__Problem__
Using the records provided below, locate and copy each line that contains the word "Accounts".

(Data entries)
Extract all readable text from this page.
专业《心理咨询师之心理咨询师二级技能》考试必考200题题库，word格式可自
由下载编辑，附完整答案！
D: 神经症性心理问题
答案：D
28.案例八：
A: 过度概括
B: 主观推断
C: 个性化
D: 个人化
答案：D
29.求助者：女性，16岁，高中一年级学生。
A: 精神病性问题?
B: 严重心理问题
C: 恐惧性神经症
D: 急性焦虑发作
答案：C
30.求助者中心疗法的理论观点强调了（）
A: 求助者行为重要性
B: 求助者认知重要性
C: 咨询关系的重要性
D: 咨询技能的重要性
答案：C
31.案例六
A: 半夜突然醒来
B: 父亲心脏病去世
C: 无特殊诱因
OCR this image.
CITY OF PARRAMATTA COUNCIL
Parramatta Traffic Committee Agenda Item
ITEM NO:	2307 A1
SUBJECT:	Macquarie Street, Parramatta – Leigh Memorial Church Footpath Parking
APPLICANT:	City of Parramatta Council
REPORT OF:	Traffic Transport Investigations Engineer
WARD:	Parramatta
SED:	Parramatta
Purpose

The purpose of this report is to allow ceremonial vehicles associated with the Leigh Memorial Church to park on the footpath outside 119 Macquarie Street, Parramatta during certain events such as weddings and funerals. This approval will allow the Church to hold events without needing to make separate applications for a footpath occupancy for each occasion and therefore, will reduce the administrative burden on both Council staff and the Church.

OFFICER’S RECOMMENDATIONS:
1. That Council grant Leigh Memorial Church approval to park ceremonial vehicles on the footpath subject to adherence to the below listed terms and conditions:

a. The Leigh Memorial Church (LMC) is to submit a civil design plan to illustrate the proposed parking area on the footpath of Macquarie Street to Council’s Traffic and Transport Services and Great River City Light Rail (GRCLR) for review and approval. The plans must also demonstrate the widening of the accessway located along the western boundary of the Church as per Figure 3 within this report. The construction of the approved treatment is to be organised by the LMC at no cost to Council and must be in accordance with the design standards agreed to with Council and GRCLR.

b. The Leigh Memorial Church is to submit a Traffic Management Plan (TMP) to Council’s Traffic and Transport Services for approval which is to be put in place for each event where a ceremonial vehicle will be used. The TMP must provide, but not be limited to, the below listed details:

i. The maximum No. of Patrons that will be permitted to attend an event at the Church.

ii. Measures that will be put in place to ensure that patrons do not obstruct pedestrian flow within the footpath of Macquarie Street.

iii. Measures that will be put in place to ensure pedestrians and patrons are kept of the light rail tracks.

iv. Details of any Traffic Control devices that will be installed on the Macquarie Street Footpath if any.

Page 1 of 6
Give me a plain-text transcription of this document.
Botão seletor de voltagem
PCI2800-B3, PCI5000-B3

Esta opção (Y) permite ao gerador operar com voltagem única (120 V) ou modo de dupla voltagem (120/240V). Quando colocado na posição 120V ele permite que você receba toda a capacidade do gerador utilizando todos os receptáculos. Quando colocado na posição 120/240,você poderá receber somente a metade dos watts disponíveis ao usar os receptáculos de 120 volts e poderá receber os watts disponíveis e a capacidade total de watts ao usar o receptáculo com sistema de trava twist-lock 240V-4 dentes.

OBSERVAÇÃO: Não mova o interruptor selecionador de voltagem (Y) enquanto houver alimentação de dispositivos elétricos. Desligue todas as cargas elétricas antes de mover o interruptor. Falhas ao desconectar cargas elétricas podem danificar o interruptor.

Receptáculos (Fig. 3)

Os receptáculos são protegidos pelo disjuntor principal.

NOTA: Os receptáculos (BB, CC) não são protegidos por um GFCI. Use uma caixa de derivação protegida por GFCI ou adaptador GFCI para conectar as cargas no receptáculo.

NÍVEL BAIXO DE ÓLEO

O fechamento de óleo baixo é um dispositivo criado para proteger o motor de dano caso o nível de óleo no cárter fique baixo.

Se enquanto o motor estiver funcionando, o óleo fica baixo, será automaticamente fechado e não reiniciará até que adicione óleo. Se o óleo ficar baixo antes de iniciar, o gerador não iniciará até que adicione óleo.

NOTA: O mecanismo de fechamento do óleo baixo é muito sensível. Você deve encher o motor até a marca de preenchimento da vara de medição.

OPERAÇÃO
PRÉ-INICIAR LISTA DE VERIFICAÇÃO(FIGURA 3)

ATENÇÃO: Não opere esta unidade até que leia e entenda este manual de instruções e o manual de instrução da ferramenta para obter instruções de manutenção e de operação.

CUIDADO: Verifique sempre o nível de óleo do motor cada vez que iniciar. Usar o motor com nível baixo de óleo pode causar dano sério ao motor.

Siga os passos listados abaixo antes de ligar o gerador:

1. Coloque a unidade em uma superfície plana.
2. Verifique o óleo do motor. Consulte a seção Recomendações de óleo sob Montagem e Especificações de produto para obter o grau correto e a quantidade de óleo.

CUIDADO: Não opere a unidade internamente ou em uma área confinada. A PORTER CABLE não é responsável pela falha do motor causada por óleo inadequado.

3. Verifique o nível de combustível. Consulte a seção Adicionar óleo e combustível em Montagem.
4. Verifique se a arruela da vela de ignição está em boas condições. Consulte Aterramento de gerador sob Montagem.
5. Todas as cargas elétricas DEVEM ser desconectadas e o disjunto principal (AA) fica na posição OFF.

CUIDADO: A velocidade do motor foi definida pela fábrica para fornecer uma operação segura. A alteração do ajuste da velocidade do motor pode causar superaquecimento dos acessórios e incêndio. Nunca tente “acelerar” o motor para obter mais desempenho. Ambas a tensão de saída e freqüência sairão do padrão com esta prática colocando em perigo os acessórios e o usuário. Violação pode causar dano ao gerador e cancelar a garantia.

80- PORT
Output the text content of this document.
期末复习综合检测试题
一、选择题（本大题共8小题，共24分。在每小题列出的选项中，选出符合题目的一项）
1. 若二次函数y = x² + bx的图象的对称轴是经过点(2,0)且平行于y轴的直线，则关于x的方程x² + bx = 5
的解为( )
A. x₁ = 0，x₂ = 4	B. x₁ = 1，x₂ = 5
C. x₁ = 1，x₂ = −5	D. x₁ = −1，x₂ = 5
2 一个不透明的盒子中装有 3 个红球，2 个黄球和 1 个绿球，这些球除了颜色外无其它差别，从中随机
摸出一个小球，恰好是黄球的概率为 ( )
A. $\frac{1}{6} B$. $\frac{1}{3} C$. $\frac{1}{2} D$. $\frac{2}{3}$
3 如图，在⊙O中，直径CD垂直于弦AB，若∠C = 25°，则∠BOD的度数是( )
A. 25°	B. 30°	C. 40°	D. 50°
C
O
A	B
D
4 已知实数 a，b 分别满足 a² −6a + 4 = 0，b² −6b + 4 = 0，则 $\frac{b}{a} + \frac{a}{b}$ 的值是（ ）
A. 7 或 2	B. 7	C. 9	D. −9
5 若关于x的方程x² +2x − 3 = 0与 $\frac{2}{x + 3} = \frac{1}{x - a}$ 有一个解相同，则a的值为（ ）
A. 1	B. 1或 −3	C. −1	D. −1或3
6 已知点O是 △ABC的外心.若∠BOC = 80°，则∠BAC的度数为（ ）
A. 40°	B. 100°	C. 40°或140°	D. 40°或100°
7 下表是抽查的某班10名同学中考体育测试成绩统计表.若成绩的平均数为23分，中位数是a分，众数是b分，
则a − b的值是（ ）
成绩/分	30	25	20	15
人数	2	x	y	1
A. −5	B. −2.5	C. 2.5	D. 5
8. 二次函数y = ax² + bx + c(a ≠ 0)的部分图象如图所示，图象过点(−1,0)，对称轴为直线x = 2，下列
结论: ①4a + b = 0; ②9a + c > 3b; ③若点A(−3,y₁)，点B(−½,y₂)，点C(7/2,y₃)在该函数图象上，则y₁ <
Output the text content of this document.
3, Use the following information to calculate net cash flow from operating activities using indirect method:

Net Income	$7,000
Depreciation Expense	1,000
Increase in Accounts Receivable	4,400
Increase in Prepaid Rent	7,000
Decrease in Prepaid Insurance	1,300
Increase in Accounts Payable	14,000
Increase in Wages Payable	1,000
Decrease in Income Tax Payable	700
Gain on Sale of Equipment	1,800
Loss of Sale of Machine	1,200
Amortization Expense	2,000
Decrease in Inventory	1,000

__Response below__
Increase in Accounts Receivable	4,400
Increase in Accounts Payable	14,000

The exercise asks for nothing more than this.